Saved entries
-- begin --
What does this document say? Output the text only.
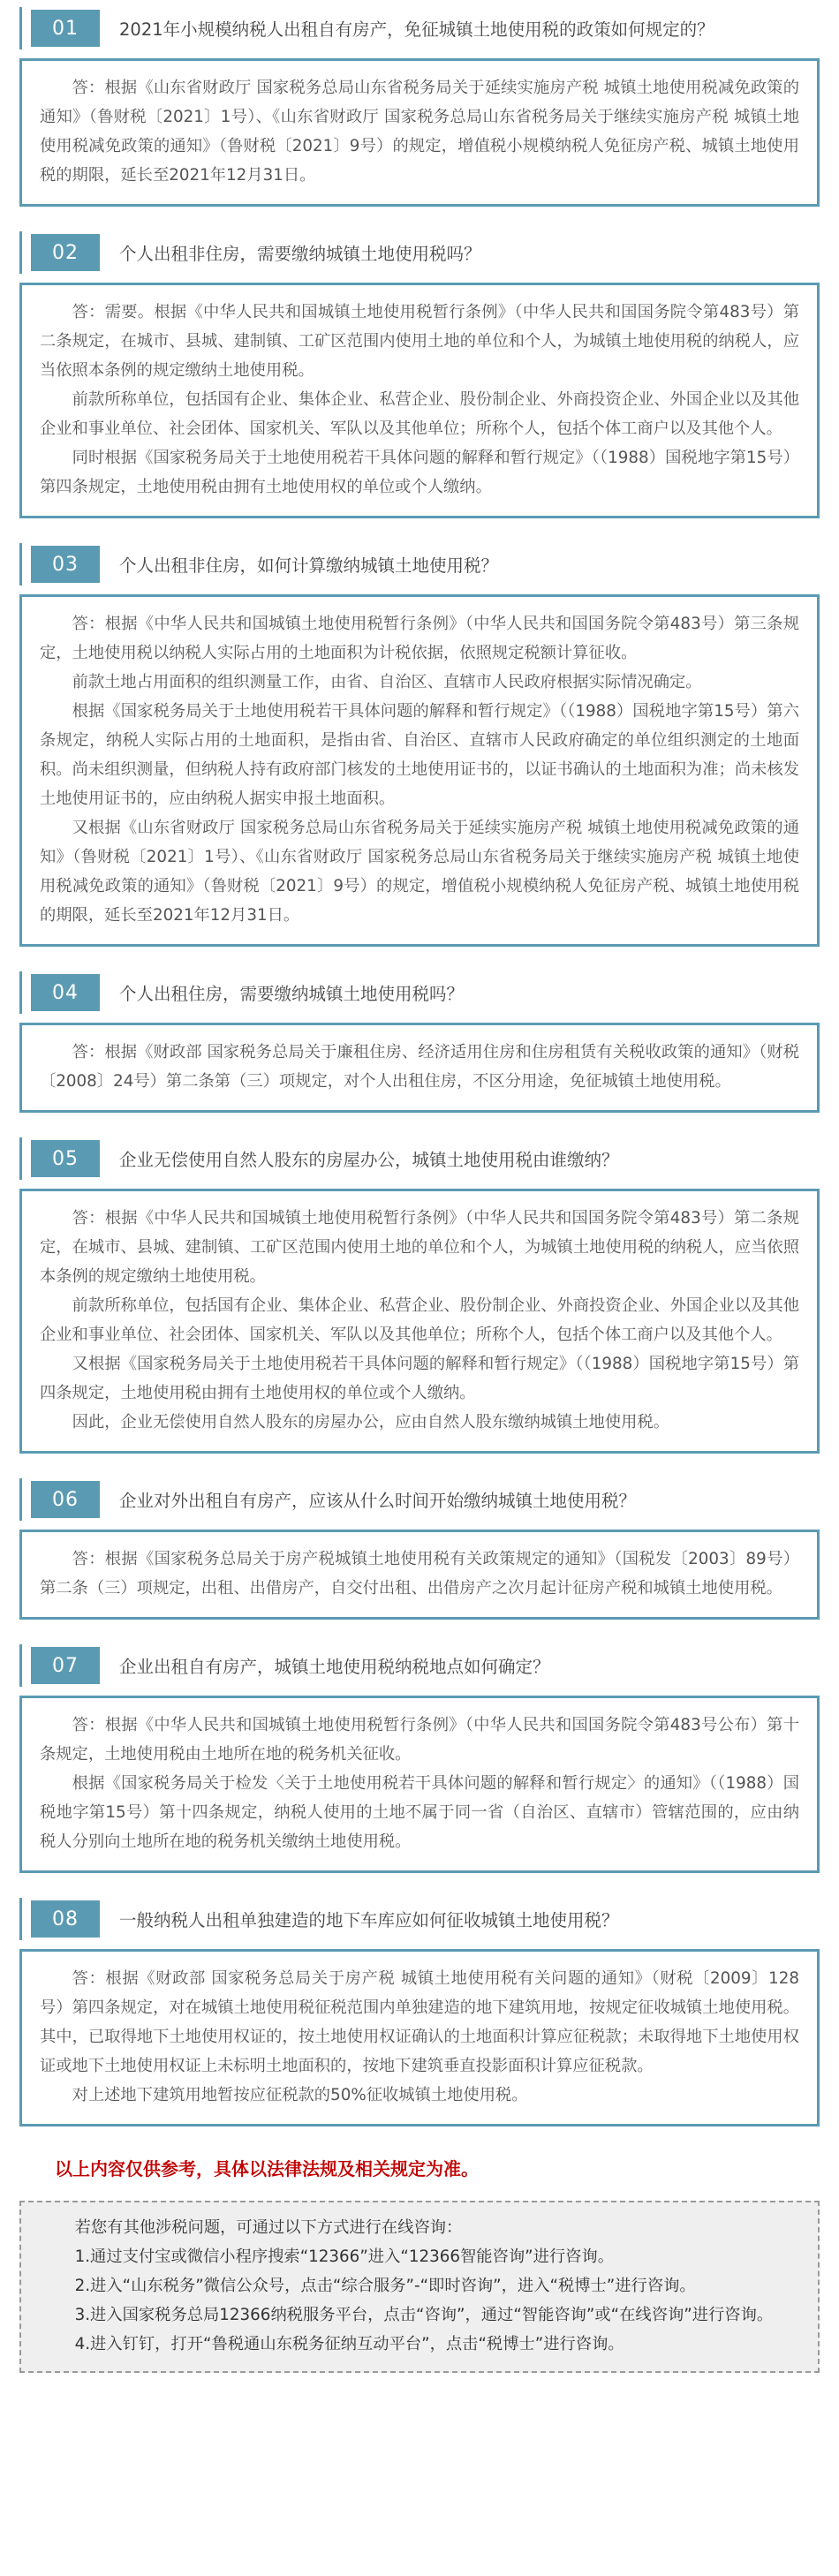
01	2021年小规模纳税人出租自有房产，免征城镇土地使用税的政策如何规定的？

答：根据《山东省财政厅 国家税务总局山东省税务局关于延续实施房产税 城镇土地使用税减免政策的通知》（鲁财税〔2021〕1号）、《山东省财政厅 国家税务总局山东省税务局关于继续实施房产税 城镇土地使用税减免政策的通知》（鲁财税〔2021〕9号）的规定，增值税小规模纳税人免征房产税、城镇土地使用税的期限，延长至2021年12月31日。

02	个人出租非住房，需要缴纳城镇土地使用税吗？

答：需要。根据《中华人民共和国城镇土地使用税暂行条例》（中华人民共和国国务院令第483号）第二条规定，在城市、县城、建制镇、工矿区范围内使用土地的单位和个人，为城镇土地使用税的纳税人，应当依照本条例的规定缴纳土地使用税。

前款所称单位，包括国有企业、集体企业、私营企业、股份制企业、外商投资企业、外国企业以及其他企业和事业单位、社会团体、国家机关、军队以及其他单位；所称个人，包括个体工商户以及其他个人。

同时根据《国家税务局关于土地使用税若干具体问题的解释和暂行规定》（（1988）国税地字第15号）第四条规定，土地使用税由拥有土地使用权的单位或个人缴纳。

03	个人出租非住房，如何计算缴纳城镇土地使用税？

答：根据《中华人民共和国城镇土地使用税暂行条例》（中华人民共和国国务院令第483号）第三条规定，土地使用税以纳税人实际占用的土地面积为计税依据，依照规定税额计算征收。

前款土地占用面积的组织测量工作，由省、自治区、直辖市人民政府根据实际情况确定。

根据《国家税务局关于土地使用税若干具体问题的解释和暂行规定》（（1988）国税地字第15号）第六条规定，纳税人实际占用的土地面积，是指由省、自治区、直辖市人民政府确定的单位组织测定的土地面积。尚未组织测量，但纳税人持有政府部门核发的土地使用证书的，以证书确认的土地面积为准；尚未核发土地使用证书的，应由纳税人据实申报土地面积。

又根据《山东省财政厅 国家税务总局山东省税务局关于延续实施房产税 城镇土地使用税减免政策的通知》（鲁财税〔2021〕1号）、《山东省财政厅 国家税务总局山东省税务局关于继续实施房产税 城镇土地使用税减免政策的通知》（鲁财税〔2021〕9号）的规定，增值税小规模纳税人免征房产税、城镇土地使用税的期限，延长至2021年12月31日。

04	个人出租住房，需要缴纳城镇土地使用税吗？

答：根据《财政部 国家税务总局关于廉租住房、经济适用住房和住房租赁有关税收政策的通知》（财税〔2008〕24号）第二条第（三）项规定，对个人出租住房，不区分用途，免征城镇土地使用税。

05	企业无偿使用自然人股东的房屋办公，城镇土地使用税由谁缴纳？

答：根据《中华人民共和国城镇土地使用税暂行条例》（中华人民共和国国务院令第483号）第二条规定，在城市、县城、建制镇、工矿区范围内使用土地的单位和个人，为城镇土地使用税的纳税人，应当依照本条例的规定缴纳土地使用税。

前款所称单位，包括国有企业、集体企业、私营企业、股份制企业、外商投资企业、外国企业以及其他企业和事业单位、社会团体、国家机关、军队以及其他单位；所称个人，包括个体工商户以及其他个人。

又根据《国家税务局关于土地使用税若干具体问题的解释和暂行规定》（（1988）国税地字第15号）第四条规定，土地使用税由拥有土地使用权的单位或个人缴纳。

因此，企业无偿使用自然人股东的房屋办公，应由自然人股东缴纳城镇土地使用税。

06	企业对外出租自有房产，应该从什么时间开始缴纳城镇土地使用税？

答：根据《国家税务总局关于房产税城镇土地使用税有关政策规定的通知》（国税发〔2003〕89号）第二条（三）项规定，出租、出借房产，自交付出租、出借房产之次月起计征房产税和城镇土地使用税。

07	企业出租自有房产，城镇土地使用税纳税地点如何确定？

答：根据《中华人民共和国城镇土地使用税暂行条例》（中华人民共和国国务院令第483号公布）第十条规定，土地使用税由土地所在地的税务机关征收。

根据《国家税务局关于检发〈关于土地使用税若干具体问题的解释和暂行规定〉的通知》（（1988）国税地字第15号）第十四条规定，纳税人使用的土地不属于同一省（自治区、直辖市）管辖范围的，应由纳税人分别向土地所在地的税务机关缴纳土地使用税。

08	一般纳税人出租单独建造的地下车库应如何征收城镇土地使用税？

答：根据《财政部 国家税务总局关于房产税 城镇土地使用税有关问题的通知》（财税〔2009〕128号）第四条规定，对在城镇土地使用税征税范围内单独建造的地下建筑用地，按规定征收城镇土地使用税。其中，已取得地下土地使用权证的，按土地使用权证确认的土地面积计算应征税款；未取得地下土地使用权证或地下土地使用权证上未标明土地面积的，按地下建筑垂直投影面积计算应征税款。

对上述地下建筑用地暂按应征税款的50%征收城镇土地使用税。

以上内容仅供参考，具体以法律法规及相关规定为准。

若您有其他涉税问题，可通过以下方式进行在线咨询：

1.通过支付宝或微信小程序搜索“12366”进入“12366智能咨询”进行咨询。

2.进入“山东税务”微信公众号，点击“综合服务”-“即时咨询”，进入“税博士”进行咨询。

3.进入国家税务总局12366纳税服务平台，点击“咨询”，通过“智能咨询”或“在线咨询”进行咨询。

4.进入钉钉，打开“鲁税通山东税务征纳互动平台”，点击“税博士”进行咨询。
-- end --
DIRECTIONS FOR THIS TASK
Pictures stay out; reproduce every line of the records exactly.

WRITTEN RESPONSE
What does this document say? Output the text only.
01	2021年小规模纳税人出租自有房产，免征城镇土地使用税的政策如何规定的？

答：根据《山东省财政厅 国家税务总局山东省税务局关于延续实施房产税 城镇土地使用税减免政策的通知》（鲁财税〔2021〕1号）、《山东省财政厅 国家税务总局山东省税务局关于继续实施房产税 城镇土地使用税减免政策的通知》（鲁财税〔2021〕9号）的规定，增值税小规模纳税人免征房产税、城镇土地使用税的期限，延长至2021年12月31日。

02	个人出租非住房，需要缴纳城镇土地使用税吗？

答：需要。根据《中华人民共和国城镇土地使用税暂行条例》（中华人民共和国国务院令第483号）第二条规定，在城市、县城、建制镇、工矿区范围内使用土地的单位和个人，为城镇土地使用税的纳税人，应当依照本条例的规定缴纳土地使用税。

前款所称单位，包括国有企业、集体企业、私营企业、股份制企业、外商投资企业、外国企业以及其他企业和事业单位、社会团体、国家机关、军队以及其他单位；所称个人，包括个体工商户以及其他个人。

同时根据《国家税务局关于土地使用税若干具体问题的解释和暂行规定》（（1988）国税地字第15号）第四条规定，土地使用税由拥有土地使用权的单位或个人缴纳。

03	个人出租非住房，如何计算缴纳城镇土地使用税？

答：根据《中华人民共和国城镇土地使用税暂行条例》（中华人民共和国国务院令第483号）第三条规定，土地使用税以纳税人实际占用的土地面积为计税依据，依照规定税额计算征收。

前款土地占用面积的组织测量工作，由省、自治区、直辖市人民政府根据实际情况确定。

根据《国家税务局关于土地使用税若干具体问题的解释和暂行规定》（（1988）国税地字第15号）第六条规定，纳税人实际占用的土地面积，是指由省、自治区、直辖市人民政府确定的单位组织测定的土地面积。尚未组织测量，但纳税人持有政府部门核发的土地使用证书的，以证书确认的土地面积为准；尚未核发土地使用证书的，应由纳税人据实申报土地面积。

又根据《山东省财政厅 国家税务总局山东省税务局关于延续实施房产税 城镇土地使用税减免政策的通知》（鲁财税〔2021〕1号）、《山东省财政厅 国家税务总局山东省税务局关于继续实施房产税 城镇土地使用税减免政策的通知》（鲁财税〔2021〕9号）的规定，增值税小规模纳税人免征房产税、城镇土地使用税的期限，延长至2021年12月31日。

04	个人出租住房，需要缴纳城镇土地使用税吗？

答：根据《财政部 国家税务总局关于廉租住房、经济适用住房和住房租赁有关税收政策的通知》（财税〔2008〕24号）第二条第（三）项规定，对个人出租住房，不区分用途，免征城镇土地使用税。

05	企业无偿使用自然人股东的房屋办公，城镇土地使用税由谁缴纳？

答：根据《中华人民共和国城镇土地使用税暂行条例》（中华人民共和国国务院令第483号）第二条规定，在城市、县城、建制镇、工矿区范围内使用土地的单位和个人，为城镇土地使用税的纳税人，应当依照本条例的规定缴纳土地使用税。

前款所称单位，包括国有企业、集体企业、私营企业、股份制企业、外商投资企业、外国企业以及其他企业和事业单位、社会团体、国家机关、军队以及其他单位；所称个人，包括个体工商户以及其他个人。

又根据《国家税务局关于土地使用税若干具体问题的解释和暂行规定》（（1988）国税地字第15号）第四条规定，土地使用税由拥有土地使用权的单位或个人缴纳。

因此，企业无偿使用自然人股东的房屋办公，应由自然人股东缴纳城镇土地使用税。

06	企业对外出租自有房产，应该从什么时间开始缴纳城镇土地使用税？

答：根据《国家税务总局关于房产税城镇土地使用税有关政策规定的通知》（国税发〔2003〕89号）第二条（三）项规定，出租、出借房产，自交付出租、出借房产之次月起计征房产税和城镇土地使用税。

07	企业出租自有房产，城镇土地使用税纳税地点如何确定？

答：根据《中华人民共和国城镇土地使用税暂行条例》（中华人民共和国国务院令第483号公布）第十条规定，土地使用税由土地所在地的税务机关征收。

根据《国家税务局关于检发〈关于土地使用税若干具体问题的解释和暂行规定〉的通知》（（1988）国税地字第15号）第十四条规定，纳税人使用的土地不属于同一省（自治区、直辖市）管辖范围的，应由纳税人分别向土地所在地的税务机关缴纳土地使用税。

08	一般纳税人出租单独建造的地下车库应如何征收城镇土地使用税？

答：根据《财政部 国家税务总局关于房产税 城镇土地使用税有关问题的通知》（财税〔2009〕128号）第四条规定，对在城镇土地使用税征税范围内单独建造的地下建筑用地，按规定征收城镇土地使用税。其中，已取得地下土地使用权证的，按土地使用权证确认的土地面积计算应征税款；未取得地下土地使用权证或地下土地使用权证上未标明土地面积的，按地下建筑垂直投影面积计算应征税款。

对上述地下建筑用地暂按应征税款的50%征收城镇土地使用税。

以上内容仅供参考，具体以法律法规及相关规定为准。

若您有其他涉税问题，可通过以下方式进行在线咨询：

1.通过支付宝或微信小程序搜索“12366”进入“12366智能咨询”进行咨询。

2.进入“山东税务”微信公众号，点击“综合服务”-“即时咨询”，进入“税博士”进行咨询。

3.进入国家税务总局12366纳税服务平台，点击“咨询”，通过“智能咨询”或“在线咨询”进行咨询。

4.进入钉钉，打开“鲁税通山东税务征纳互动平台”，点击“税博士”进行咨询。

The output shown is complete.